◆ **To do**
Repeat the lines that follow, leaving nothing out.

···

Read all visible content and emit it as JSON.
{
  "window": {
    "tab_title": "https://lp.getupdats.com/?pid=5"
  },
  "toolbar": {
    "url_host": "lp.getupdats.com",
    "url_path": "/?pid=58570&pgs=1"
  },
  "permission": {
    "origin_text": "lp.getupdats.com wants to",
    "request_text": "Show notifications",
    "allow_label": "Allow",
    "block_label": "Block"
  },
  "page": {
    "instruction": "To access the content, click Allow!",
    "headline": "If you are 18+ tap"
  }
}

···

◆ **Answer to this exercise**
Read all visible content and emit it as JSON.
{
  "window": {
    "tab_title": "https://lp.getupdats.com/?pid=5"
  },
  "toolbar": {
    "url_host": "lp.getupdats.com",
    "url_path": "/?pid=58570&pgs=1"
  },
  "permission": {
    "origin_text": "lp.getupdats.com wants to",
    "request_text": "Show notifications",
    "allow_label": "Allow",
    "block_label": "Block"
  },
  "page": {
    "instruction": "To access the content, click Allow!",
    "headline": "If you are 18+ tap"
  }
}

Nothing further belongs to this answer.